Copy out the lines of the items from the line containing "subtitle: ready-to-wear wholesale" through the line containing "total-label: 45,000 [299,214,357,232]", including both of those lines.

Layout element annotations
━━━━━━━━

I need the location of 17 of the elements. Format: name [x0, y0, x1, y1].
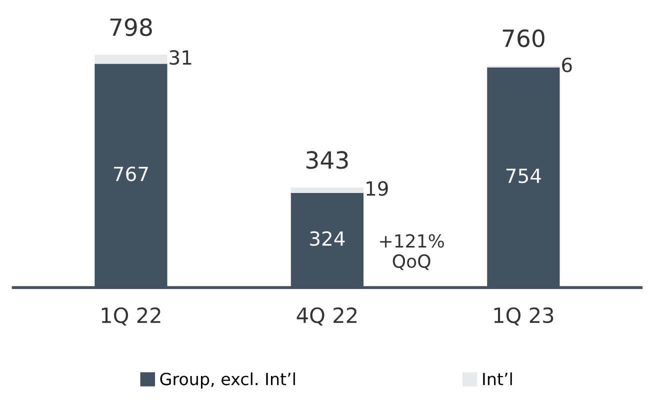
data-label: 324 — [310, 231, 345, 246]
total-label: 798 — [110, 18, 152, 36]
bar — [290, 187, 364, 193]
bar — [94, 54, 168, 64]
data-label: 19 — [366, 181, 388, 196]
legend-label: Int’l — [483, 372, 512, 386]
data-label: 6 — [562, 58, 572, 72]
total-label: 343 — [306, 151, 348, 169]
x-tick-label: 1Q 22 — [102, 307, 160, 326]
total-label: 760 — [502, 29, 544, 48]
x-tick-label: 4Q 22 — [296, 307, 356, 326]
legend-label: Group, excl. Int’l — [160, 372, 295, 389]
data-label: 754 — [506, 168, 541, 184]
data-label: 31 — [170, 50, 192, 65]
x-tick-label: 1Q 23 — [494, 307, 554, 326]
data-label: 767 — [114, 166, 148, 182]
annotation: +121% QoQ — [380, 234, 444, 270]
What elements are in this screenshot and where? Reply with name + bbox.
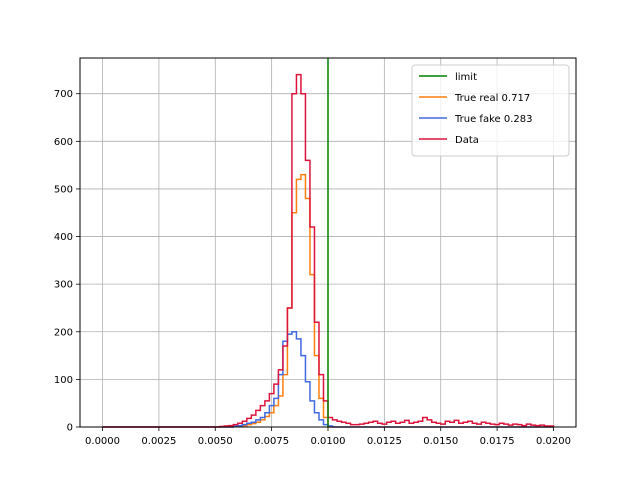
x-tick-label: 0.0025 [141,436,176,447]
y-tick-label: 500 [54,184,73,195]
x-tick-label: 0.0200 [536,436,571,447]
x-tick-label: 0.0050 [198,436,233,447]
x-axis-ticks: 0.0000 0.0025 0.0050 0.0075 0.0100 0.0125 0.01… [85,427,571,447]
legend-label: Data [455,135,479,146]
x-tick-label: 0.0075 [254,436,289,447]
y-tick-label: 700 [54,89,73,100]
x-tick-label: 0.0100 [311,436,346,447]
y-tick-label: 400 [54,232,73,243]
y-tick-label: 300 [54,280,73,291]
x-tick-label: 0.0175 [480,436,515,447]
legend-label: limit [455,72,477,83]
y-tick-label: 0 [67,423,73,434]
x-tick-label: 0.0125 [367,436,402,447]
series-data-step [102,73,555,428]
legend: limit True real 0.717 True fake 0.283 Data [411,64,570,157]
legend-box [411,64,570,157]
y-axis-ticks: 0 100 200 300 400 500 600 700 [54,89,80,434]
legend-label: True real 0.717 [454,93,530,104]
y-tick-label: 100 [54,375,73,386]
x-tick-label: 0.0150 [423,436,458,447]
y-tick-label: 200 [54,327,73,338]
y-tick-label: 600 [54,137,73,148]
legend-label: True fake 0.283 [454,114,532,125]
x-tick-label: 0.0000 [85,436,120,447]
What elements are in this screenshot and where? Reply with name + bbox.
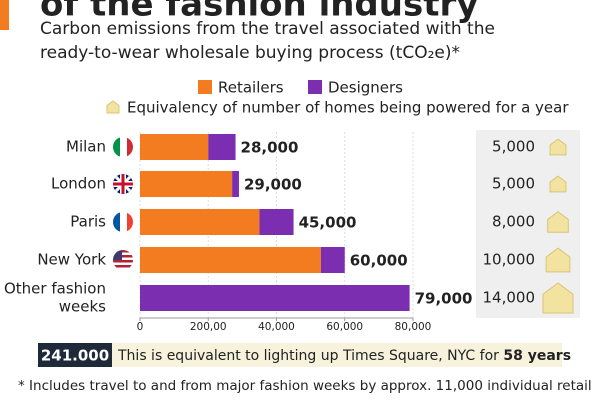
subtitle: ready-to-wear wholesale buying process (… [40,43,460,63]
legend-house-icon [106,100,120,114]
bar-segment [140,247,321,273]
flag-france [113,212,133,232]
bar-segment [140,171,233,197]
bar-segment [208,134,236,160]
total-label: 45,000 [299,214,357,232]
bar-segment [259,209,294,235]
legend-note: Equivalency of number of homes being pow… [127,99,569,117]
house-icon [549,175,567,193]
total-label: 60,000 [350,252,408,270]
y-tick-label: weeks [59,298,106,316]
bar-segment [140,134,209,160]
house-icon [547,211,569,233]
x-tick-label: 200,00 [190,321,227,333]
callout-sentence: This is equivalent to lighting up Times … [117,348,503,364]
footnote: * Includes travel to and from major fash… [18,378,592,394]
accent-strip [0,0,9,30]
chart-title: of the fashion industry [40,0,478,25]
homes-label: 5,000 [492,138,535,156]
y-tick-label: London [51,175,106,193]
x-tick-label: 40,000 [258,321,295,333]
legend-swatch [198,80,212,94]
y-tick-label: Other fashion [4,280,106,298]
legend-label: Retailers [218,79,284,97]
total-label: 28,000 [241,139,299,157]
x-tick-label: 80,000 [395,321,432,333]
callout-bold: 58 years [503,348,571,364]
bar-segment [140,285,410,311]
callout-number-box [38,343,112,367]
flag-usa [113,250,133,270]
x-tick-label: 60,000 [326,321,363,333]
homes-label: 10,000 [483,251,536,269]
callout-box [112,343,562,367]
callout-text: This is equivalent to lighting up Times … [117,348,571,364]
legend-label: Designers [328,79,403,97]
callout-number: 241.000 [41,347,109,365]
house-icon [542,282,574,314]
total-label: 79,000 [415,290,473,308]
house-icon [545,247,571,273]
bar-segment [140,209,260,235]
house-icon [549,138,567,156]
homes-label: 14,000 [483,289,536,307]
y-tick-label: New York [37,251,106,269]
y-tick-label: Paris [70,213,106,231]
total-label: 29,000 [244,176,302,194]
homes-label: 5,000 [492,175,535,193]
x-tick-label: 0 [137,321,144,333]
homes-label: 8,000 [492,213,535,231]
bar-segment [320,247,345,273]
bar-segment [232,171,239,197]
legend-swatch [308,80,322,94]
flag-uk [113,174,133,194]
subtitle: Carbon emissions from the travel associa… [40,19,495,39]
flag-italy [113,137,133,157]
y-tick-label: Milan [66,138,106,156]
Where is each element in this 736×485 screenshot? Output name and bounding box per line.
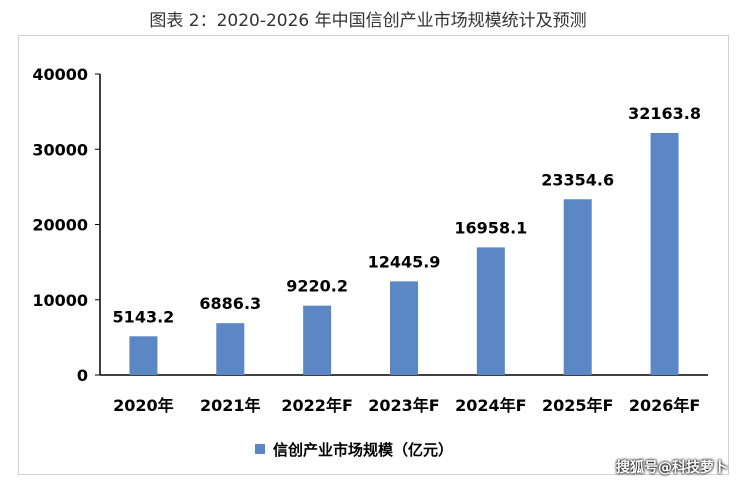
bar <box>476 247 505 375</box>
x-tick-label: 2022年F <box>281 396 352 415</box>
data-label: 23354.6 <box>541 170 614 189</box>
y-tick-label: 40000 <box>32 65 88 84</box>
chart-legend: 信创产业市场规模（亿元） <box>255 438 453 460</box>
x-tick-label: 2025年F <box>542 396 613 415</box>
data-label: 6886.3 <box>199 294 261 313</box>
y-tick-label: 20000 <box>32 216 88 235</box>
data-label: 16958.1 <box>454 218 527 237</box>
watermark: 搜狐号@科技萝卜 <box>616 460 728 476</box>
y-tick-label: 10000 <box>32 291 88 310</box>
x-tick-label: 2020年 <box>113 396 174 415</box>
bar <box>650 132 679 375</box>
chart-title: 图表 2：2020-2026 年中国信创产业市场规模统计及预测 <box>149 11 587 31</box>
x-tick-label: 2023年F <box>368 396 439 415</box>
chart-bars <box>129 132 679 375</box>
data-label: 12445.9 <box>368 252 441 271</box>
bar <box>303 305 332 375</box>
x-tick-label: 2024年F <box>455 396 526 415</box>
y-tick-label: 0 <box>77 366 88 385</box>
bar <box>216 323 245 375</box>
chart-frame <box>18 35 729 475</box>
chart-x-tick-labels: 2020年 2021年 2022年F 2023年F 2024年F 2025年F 2026年F <box>113 396 700 415</box>
data-label: 5143.2 <box>113 307 175 326</box>
data-label: 32163.8 <box>628 104 701 123</box>
bar <box>390 281 418 375</box>
data-label: 9220.2 <box>286 277 348 296</box>
legend-label: 信创产业市场规模（亿元） <box>273 440 454 459</box>
chart-data-labels: 5143.2 6886.3 9220.2 12445.9 16958.1 23354.6 3… <box>113 104 701 326</box>
y-tick-label: 30000 <box>32 140 88 159</box>
bar <box>129 336 158 375</box>
bar <box>563 199 592 375</box>
x-tick-label: 2021年 <box>200 396 261 415</box>
x-tick-label: 2026年F <box>629 396 700 415</box>
legend-swatch <box>255 444 265 454</box>
chart-y-tick-labels: 0 10000 20000 30000 40000 <box>32 65 88 385</box>
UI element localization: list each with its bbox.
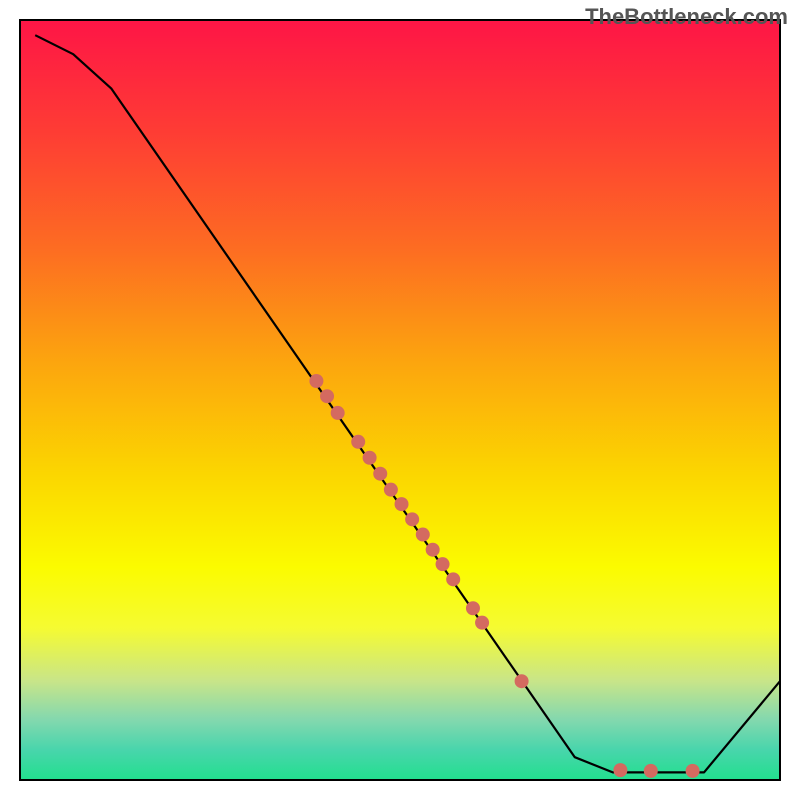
watermark-text: TheBottleneck.com (585, 4, 788, 30)
data-marker (426, 543, 440, 557)
data-marker (475, 616, 489, 630)
data-marker (373, 467, 387, 481)
data-marker (363, 451, 377, 465)
data-marker (331, 406, 345, 420)
data-marker (405, 512, 419, 526)
data-marker (309, 374, 323, 388)
data-marker (466, 601, 480, 615)
data-marker (613, 763, 627, 777)
data-marker (320, 389, 334, 403)
data-marker (384, 483, 398, 497)
data-marker (446, 572, 460, 586)
data-marker (686, 764, 700, 778)
data-marker (416, 528, 430, 542)
data-marker (515, 674, 529, 688)
data-marker (436, 557, 450, 571)
data-marker (395, 497, 409, 511)
plot-background (20, 20, 780, 780)
chart-svg (0, 0, 800, 800)
bottleneck-chart: TheBottleneck.com (0, 0, 800, 800)
data-marker (644, 764, 658, 778)
data-marker (351, 435, 365, 449)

━━━━━━━━

**Answer to the task**
subtitle: ready-to-wear wholesale buying process (… [40,43,460,63]
legend-house-icon [106,100,120,114]
bar-segment [140,247,321,273]
flag-france [113,212,133,232]
bar-segment [140,171,233,197]
bar-segment [208,134,236,160]
total-label: 45,000 [299,214,357,232]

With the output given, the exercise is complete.